— Start of RECORDS TO USE —

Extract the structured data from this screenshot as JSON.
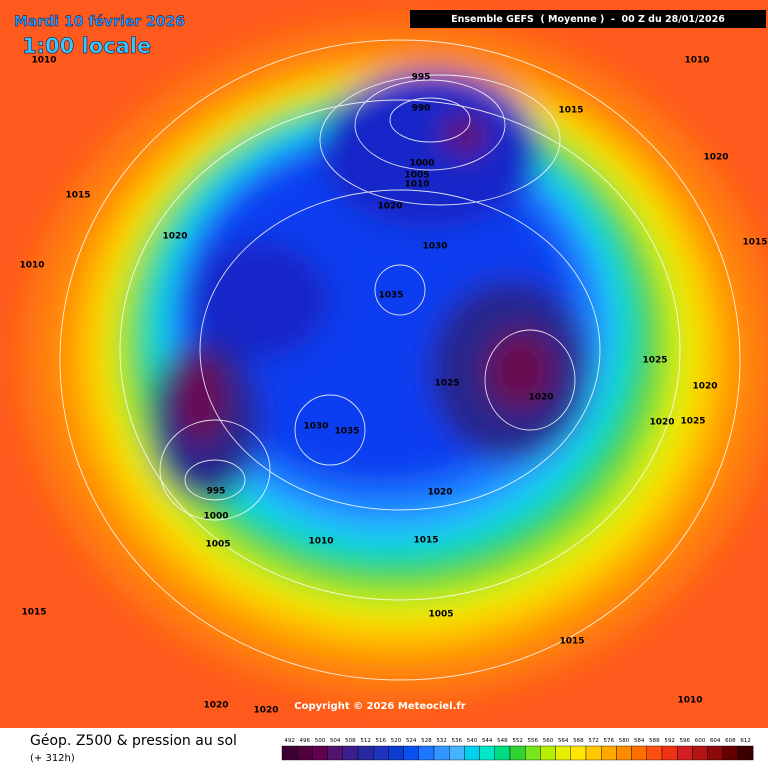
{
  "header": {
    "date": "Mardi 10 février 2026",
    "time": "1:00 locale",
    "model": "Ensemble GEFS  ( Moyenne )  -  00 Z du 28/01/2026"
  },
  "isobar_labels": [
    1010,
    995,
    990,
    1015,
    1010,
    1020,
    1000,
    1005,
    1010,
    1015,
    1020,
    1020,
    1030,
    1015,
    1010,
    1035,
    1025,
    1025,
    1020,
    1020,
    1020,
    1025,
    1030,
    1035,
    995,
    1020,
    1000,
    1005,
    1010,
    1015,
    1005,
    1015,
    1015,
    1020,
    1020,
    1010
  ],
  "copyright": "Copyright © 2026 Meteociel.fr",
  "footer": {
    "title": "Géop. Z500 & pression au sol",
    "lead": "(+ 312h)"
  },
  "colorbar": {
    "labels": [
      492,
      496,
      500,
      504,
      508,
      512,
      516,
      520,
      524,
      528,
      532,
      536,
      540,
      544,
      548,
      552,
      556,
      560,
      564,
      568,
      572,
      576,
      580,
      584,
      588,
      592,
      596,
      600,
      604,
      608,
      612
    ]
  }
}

— End of RECORDS TO USE —

WHAT IS BEING ASKED -
Write the entries above out again exactly, but not the pictures.

TASK RESPONSE -
Extract the structured data from this screenshot as JSON.
{
  "header": {
    "date": "Mardi 10 février 2026",
    "time": "1:00 locale",
    "model": "Ensemble GEFS  ( Moyenne )  -  00 Z du 28/01/2026"
  },
  "isobar_labels": [
    1010,
    995,
    990,
    1015,
    1010,
    1020,
    1000,
    1005,
    1010,
    1015,
    1020,
    1020,
    1030,
    1015,
    1010,
    1035,
    1025,
    1025,
    1020,
    1020,
    1020,
    1025,
    1030,
    1035,
    995,
    1020,
    1000,
    1005,
    1010,
    1015,
    1005,
    1015,
    1015,
    1020,
    1020,
    1010
  ],
  "copyright": "Copyright © 2026 Meteociel.fr",
  "footer": {
    "title": "Géop. Z500 & pression au sol",
    "lead": "(+ 312h)"
  },
  "colorbar": {
    "labels": [
      492,
      496,
      500,
      504,
      508,
      512,
      516,
      520,
      524,
      528,
      532,
      536,
      540,
      544,
      548,
      552,
      556,
      560,
      564,
      568,
      572,
      576,
      580,
      584,
      588,
      592,
      596,
      600,
      604,
      608,
      612
    ]
  }
}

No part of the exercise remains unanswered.